Repeat the data that follows, word for word, without the images.

:: Provided material ::

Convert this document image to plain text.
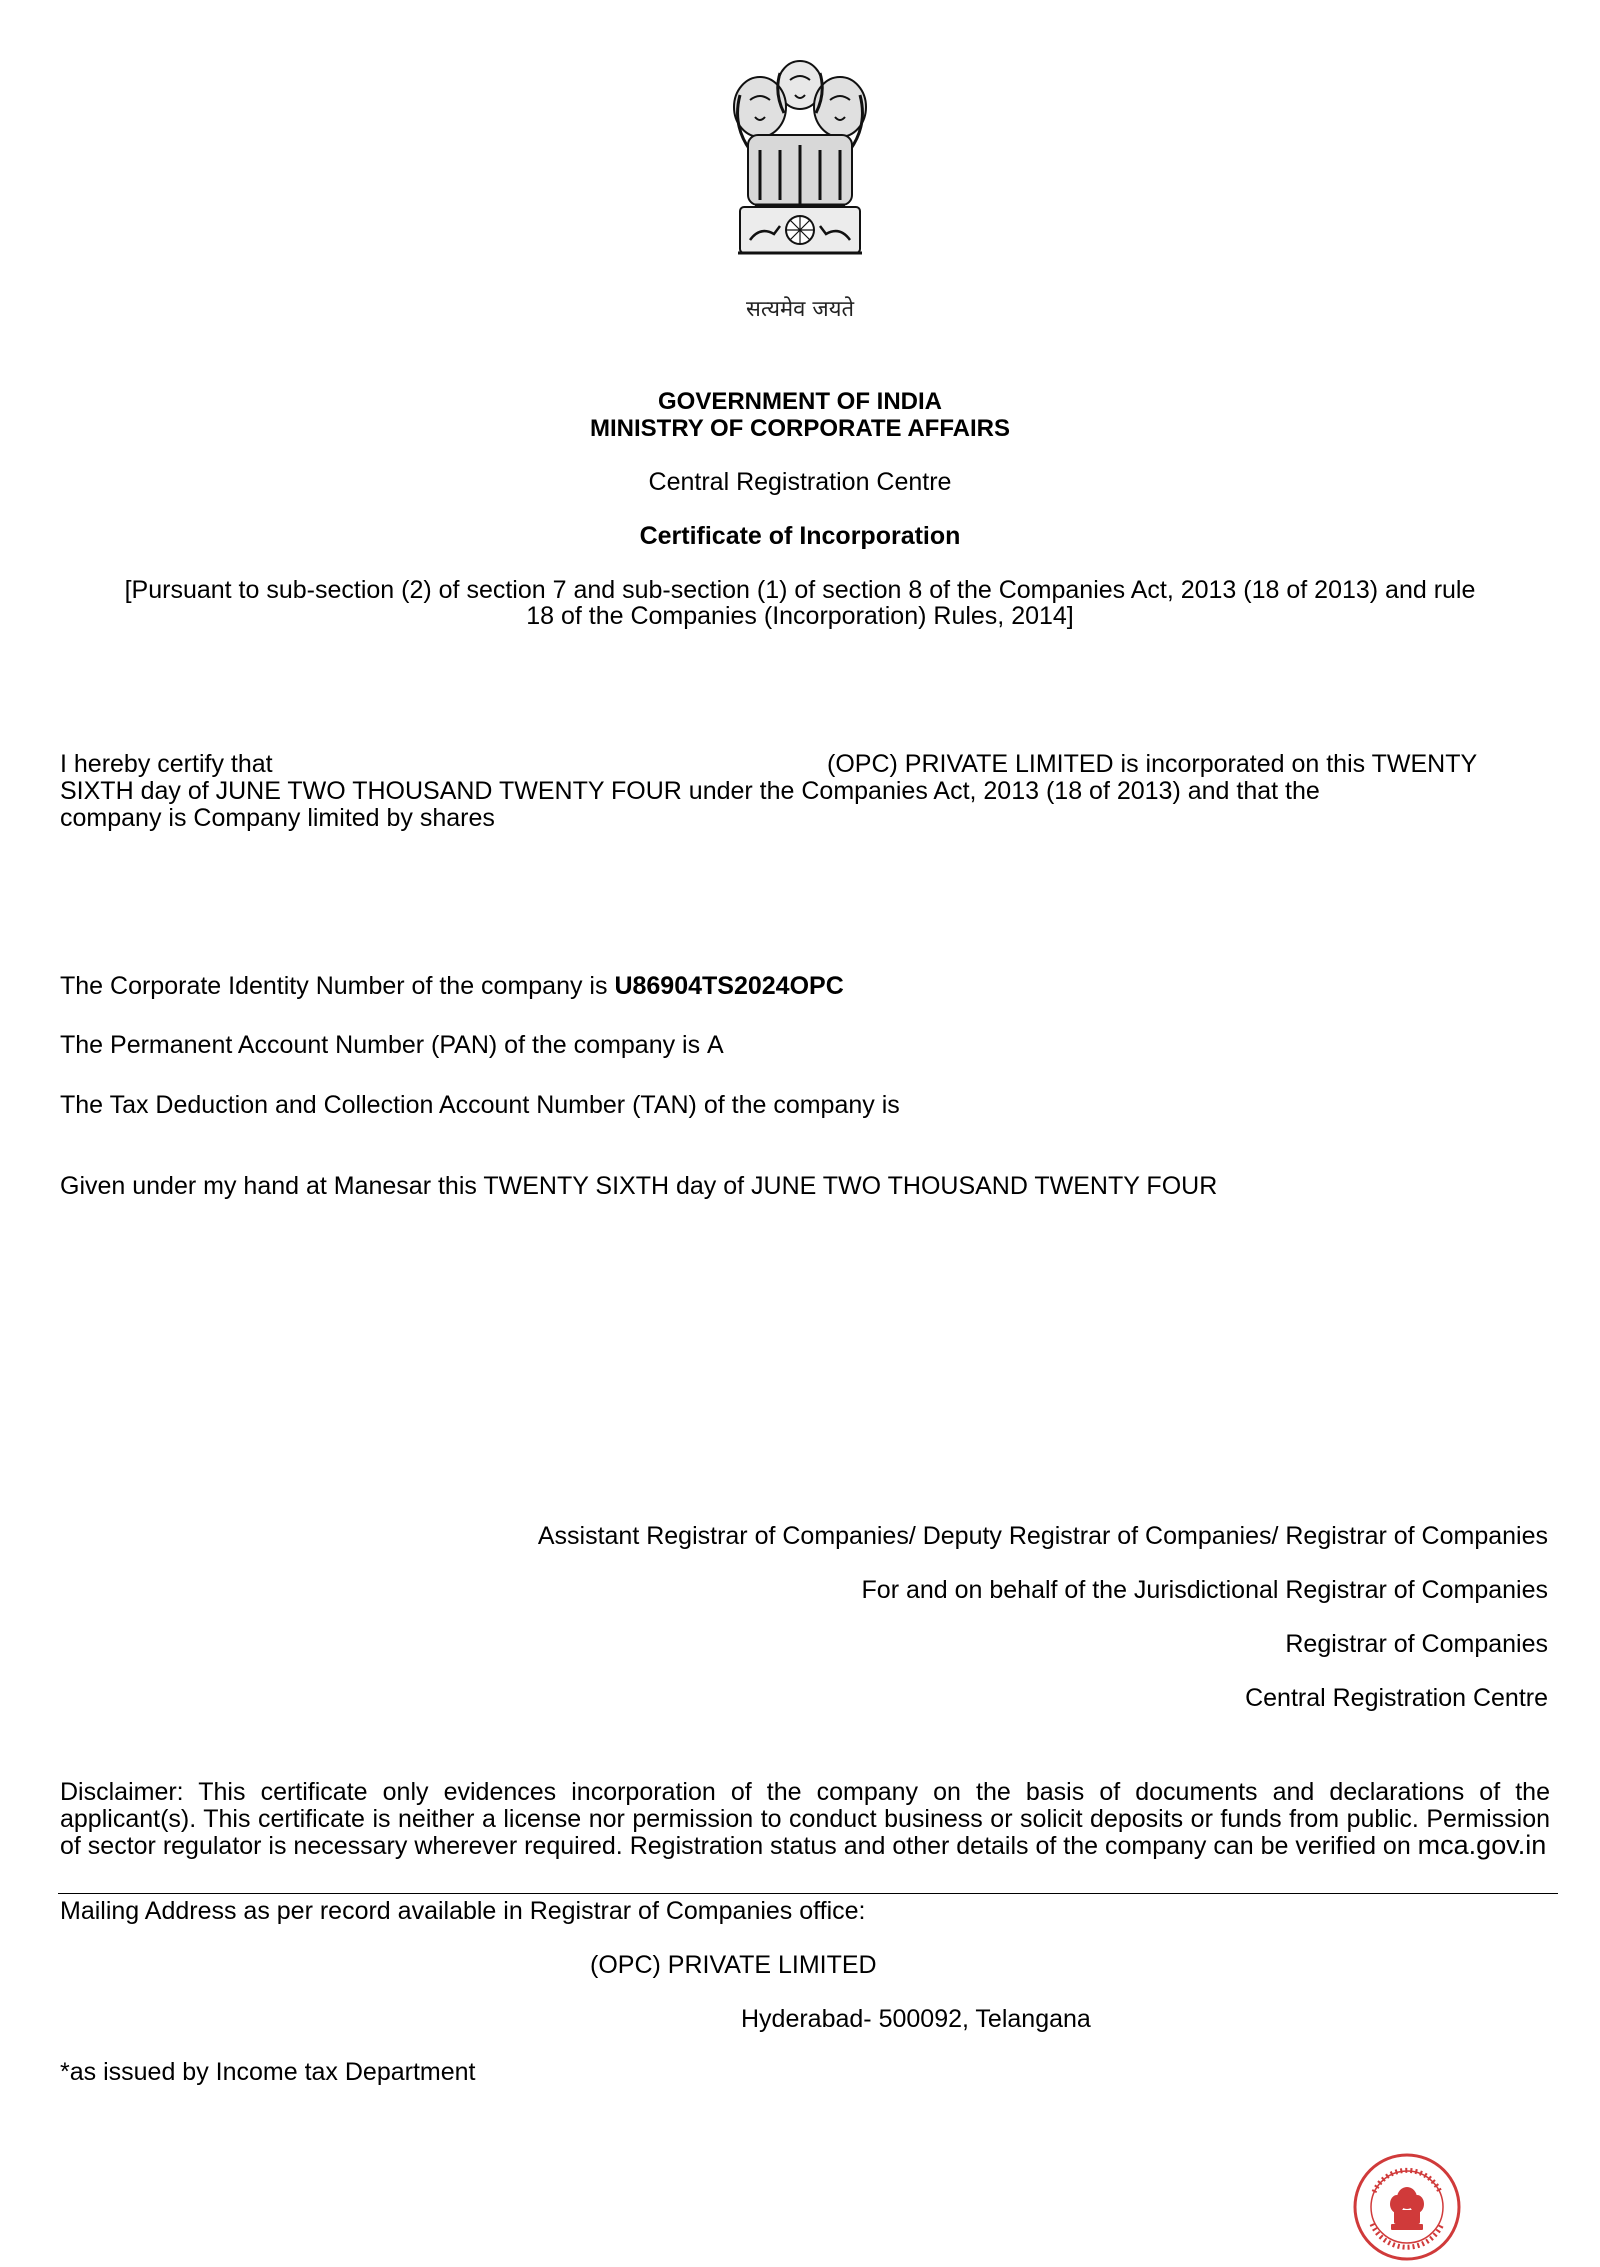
सत्यमेव जयते
GOVERNMENT OF INDIA
MINISTRY OF CORPORATE AFFAIRS
Central Registration Centre
Certificate of Incorporation
[Pursuant to sub-section (2) of section 7 and sub-section (1) of section 8 of the Companies Act, 2013 (18 of 2013) and rule
18 of the Companies (Incorporation) Rules, 2014]
I hereby certify that	(OPC) PRIVATE LIMITED is incorporated on this TWENTY
SIXTH day of JUNE TWO THOUSAND TWENTY FOUR under the Companies Act, 2013 (18 of 2013) and that the
company is Company limited by shares
The Corporate Identity Number of the company is U86904TS2024OPC
The Permanent Account Number (PAN) of the company is A
The Tax Deduction and Collection Account Number (TAN) of the company is
Given under my hand at Manesar this TWENTY SIXTH day of JUNE TWO THOUSAND TWENTY FOUR
Assistant Registrar of Companies/ Deputy Registrar of Companies/ Registrar of Companies
For and on behalf of the Jurisdictional Registrar of Companies
Registrar of Companies
Central Registration Centre
Disclaimer: This certificate only evidences incorporation of the company on the basis of documents and declarations of the applicant(s). This certificate is neither a license nor permission to conduct business or solicit deposits or funds from public. Permission of sector regulator is necessary wherever required. Registration status and other details of the company can be verified on mca.gov.in
Mailing Address as per record available in Registrar of Companies office:
(OPC) PRIVATE LIMITED
Hyderabad- 500092, Telangana
*as issued by Income tax Department
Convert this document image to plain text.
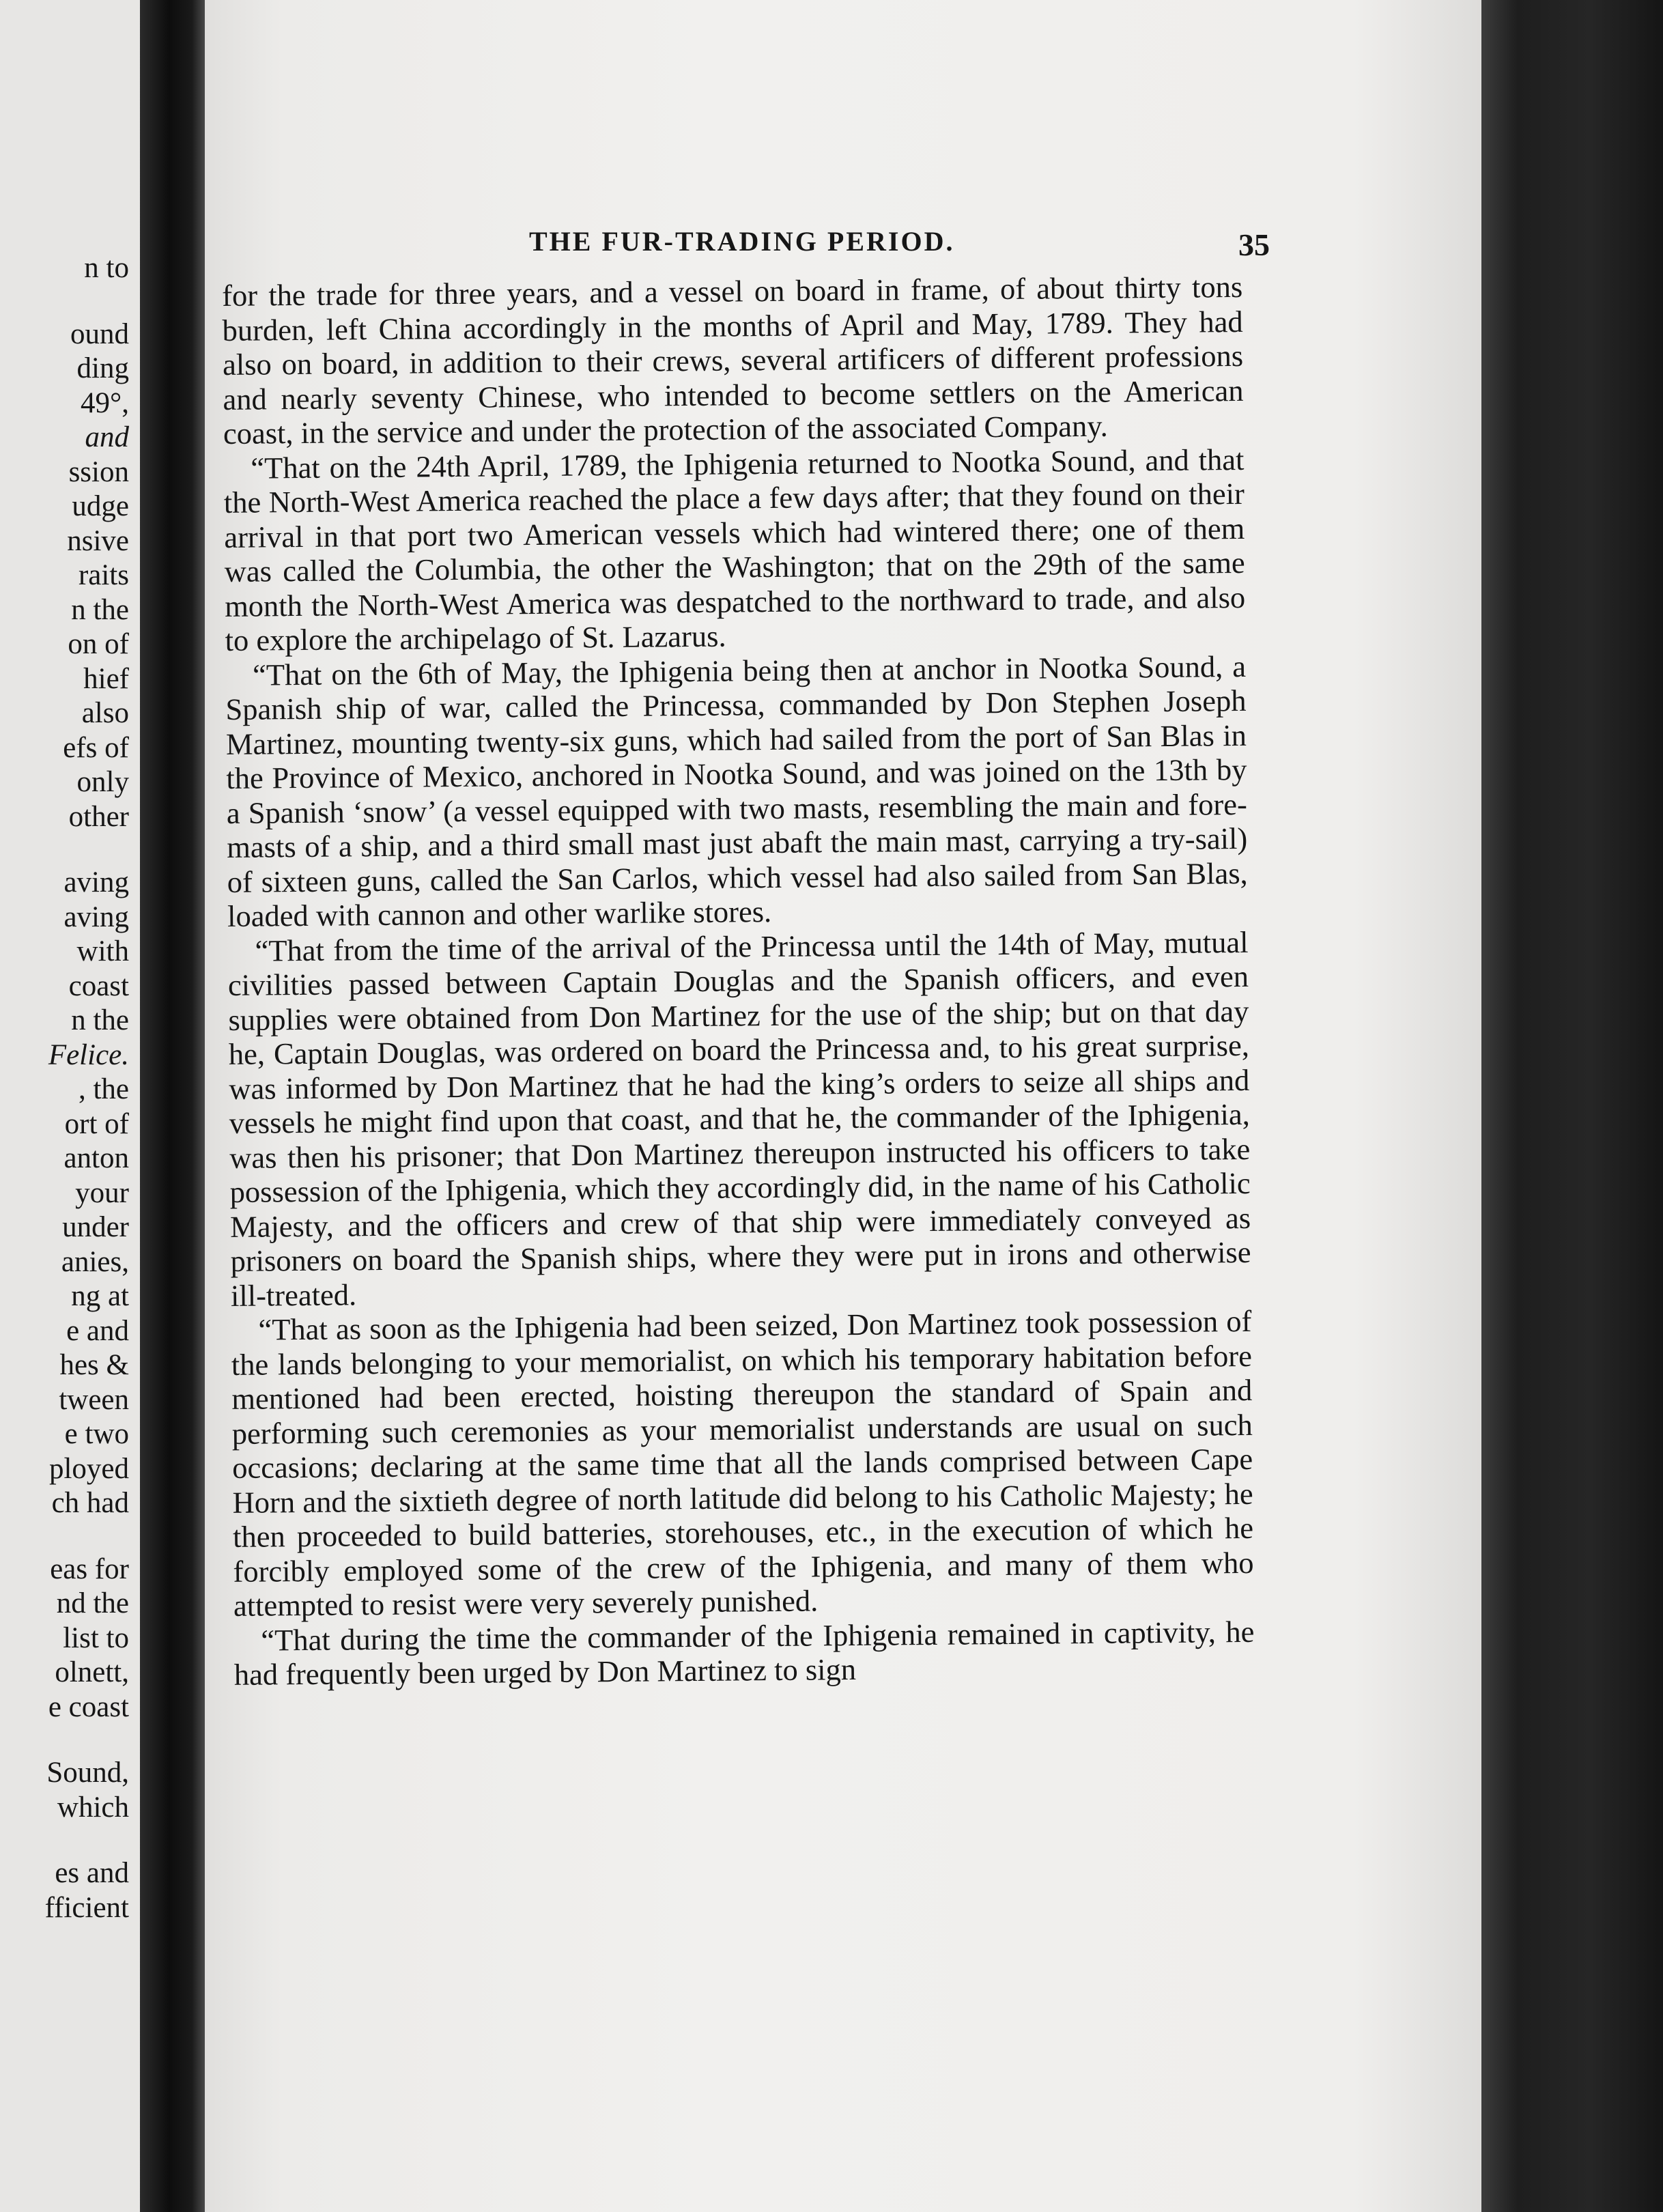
n to
ound
ding
49°,
and
ssion
udge
nsive
raits
n the
on of
hief
also
efs of
only
other
aving
aving
with
coast
n the
Felice.
, the
ort of
anton
your
under
anies,
ng at
e and
hes &
tween
e two
ployed
ch had
eas for
nd the
list to
olnett,
e coast
Sound,
which
es and
fficient
THE FUR-TRADING PERIOD.	35

for the trade for three years, and a vessel on board in frame, of about thirty tons burden, left China accordingly in the months of April and May, 1789. They had also on board, in addition to their crews, several artificers of different professions and nearly seventy Chinese, who intended to become settlers on the American coast, in the service and under the protection of the associated Company.

“That on the 24th April, 1789, the Iphigenia returned to Nootka Sound, and that the North-West America reached the place a few days after; that they found on their arrival in that port two American vessels which had wintered there; one of them was called the Columbia, the other the Washington; that on the 29th of the same month the North-West America was despatched to the northward to trade, and also to explore the archipelago of St. Lazarus.

“That on the 6th of May, the Iphigenia being then at anchor in Nootka Sound, a Spanish ship of war, called the Princessa, commanded by Don Stephen Joseph Martinez, mounting twenty-six guns, which had sailed from the port of San Blas in the Province of Mexico, anchored in Nootka Sound, and was joined on the 13th by a Spanish ‘snow’ (a vessel equipped with two masts, resembling the main and fore-masts of a ship, and a third small mast just abaft the main mast, carrying a try-sail) of sixteen guns, called the San Carlos, which vessel had also sailed from San Blas, loaded with cannon and other warlike stores.

“That from the time of the arrival of the Princessa until the 14th of May, mutual civilities passed between Captain Douglas and the Spanish officers, and even supplies were obtained from Don Martinez for the use of the ship; but on that day he, Captain Douglas, was ordered on board the Princessa and, to his great surprise, was informed by Don Martinez that he had the king’s orders to seize all ships and vessels he might find upon that coast, and that he, the commander of the Iphigenia, was then his prisoner; that Don Martinez thereupon instructed his officers to take possession of the Iphigenia, which they accordingly did, in the name of his Catholic Majesty, and the officers and crew of that ship were immediately conveyed as prisoners on board the Spanish ships, where they were put in irons and otherwise ill-treated.

“That as soon as the Iphigenia had been seized, Don Martinez took possession of the lands belonging to your memorialist, on which his temporary habitation before mentioned had been erected, hoisting thereupon the standard of Spain and performing such ceremonies as your memorialist understands are usual on such occasions; declaring at the same time that all the lands comprised between Cape Horn and the sixtieth degree of north latitude did belong to his Catholic Majesty; he then proceeded to build batteries, storehouses, etc., in the execution of which he forcibly employed some of the crew of the Iphigenia, and many of them who attempted to resist were very severely punished.

“That during the time the commander of the Iphigenia remained in captivity, he had frequently been urged by Don Martinez to sign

:::

# Task solution
Convert this document image to plain text.
सत्यमेव जयते
GOVERNMENT OF INDIA
MINISTRY OF CORPORATE AFFAIRS
Central Registration Centre
Certificate of Incorporation
[Pursuant to sub-section (2) of section 7 and sub-section (1) of section 8 of the Companies Act, 2013 (18 of 2013) and rule
18 of the Companies (Incorporation) Rules, 2014]
I hereby certify that	(OPC) PRIVATE LIMITED is incorporated on this TWENTY
SIXTH day of JUNE TWO THOUSAND TWENTY FOUR under the Companies Act, 2013 (18 of 2013) and that the
company is Company limited by shares
The Corporate Identity Number of the company is U86904TS2024OPC
The Permanent Account Number (PAN) of the company is A
The Tax Deduction and Collection Account Number (TAN) of the company is
Given under my hand at Manesar this TWENTY SIXTH day of JUNE TWO THOUSAND TWENTY FOUR
Assistant Registrar of Companies/ Deputy Registrar of Companies/ Registrar of Companies
For and on behalf of the Jurisdictional Registrar of Companies
Registrar of Companies
Central Registration Centre
Disclaimer: This certificate only evidences incorporation of the company on the basis of documents and declarations of the applicant(s). This certificate is neither a license nor permission to conduct business or solicit deposits or funds from public. Permission of sector regulator is necessary wherever required. Registration status and other details of the company can be verified on mca.gov.in
Mailing Address as per record available in Registrar of Companies office:
(OPC) PRIVATE LIMITED
Hyderabad- 500092, Telangana
*as issued by Income tax Department
Convert this document image to plain text.
n to
ound
ding
49°,
and
ssion
udge
nsive
raits
n the
on of
hief
also
efs of
only
other
aving
aving
with
coast
n the
Felice.
, the
ort of
anton
your
under
anies,
ng at
e and
hes &
tween
e two
ployed
ch had
eas for
nd the
list to
olnett,
e coast
Sound,
which
es and
fficient
THE FUR-TRADING PERIOD.	35

for the trade for three years, and a vessel on board in frame, of about thirty tons burden, left China accordingly in the months of April and May, 1789. They had also on board, in addition to their crews, several artificers of different professions and nearly seventy Chinese, who intended to become settlers on the American coast, in the service and under the protection of the associated Company.

“That on the 24th April, 1789, the Iphigenia returned to Nootka Sound, and that the North-West America reached the place a few days after; that they found on their arrival in that port two American vessels which had wintered there; one of them was called the Columbia, the other the Washington; that on the 29th of the same month the North-West America was despatched to the northward to trade, and also to explore the archipelago of St. Lazarus.

“That on the 6th of May, the Iphigenia being then at anchor in Nootka Sound, a Spanish ship of war, called the Princessa, commanded by Don Stephen Joseph Martinez, mounting twenty-six guns, which had sailed from the port of San Blas in the Province of Mexico, anchored in Nootka Sound, and was joined on the 13th by a Spanish ‘snow’ (a vessel equipped with two masts, resembling the main and fore-masts of a ship, and a third small mast just abaft the main mast, carrying a try-sail) of sixteen guns, called the San Carlos, which vessel had also sailed from San Blas, loaded with cannon and other warlike stores.

“That from the time of the arrival of the Princessa until the 14th of May, mutual civilities passed between Captain Douglas and the Spanish officers, and even supplies were obtained from Don Martinez for the use of the ship; but on that day he, Captain Douglas, was ordered on board the Princessa and, to his great surprise, was informed by Don Martinez that he had the king’s orders to seize all ships and vessels he might find upon that coast, and that he, the commander of the Iphigenia, was then his prisoner; that Don Martinez thereupon instructed his officers to take possession of the Iphigenia, which they accordingly did, in the name of his Catholic Majesty, and the officers and crew of that ship were immediately conveyed as prisoners on board the Spanish ships, where they were put in irons and otherwise ill-treated.

“That as soon as the Iphigenia had been seized, Don Martinez took possession of the lands belonging to your memorialist, on which his temporary habitation before mentioned had been erected, hoisting thereupon the standard of Spain and performing such ceremonies as your memorialist understands are usual on such occasions; declaring at the same time that all the lands comprised between Cape Horn and the sixtieth degree of north latitude did belong to his Catholic Majesty; he then proceeded to build batteries, storehouses, etc., in the execution of which he forcibly employed some of the crew of the Iphigenia, and many of them who attempted to resist were very severely punished.

“That during the time the commander of the Iphigenia remained in captivity, he had frequently been urged by Don Martinez to sign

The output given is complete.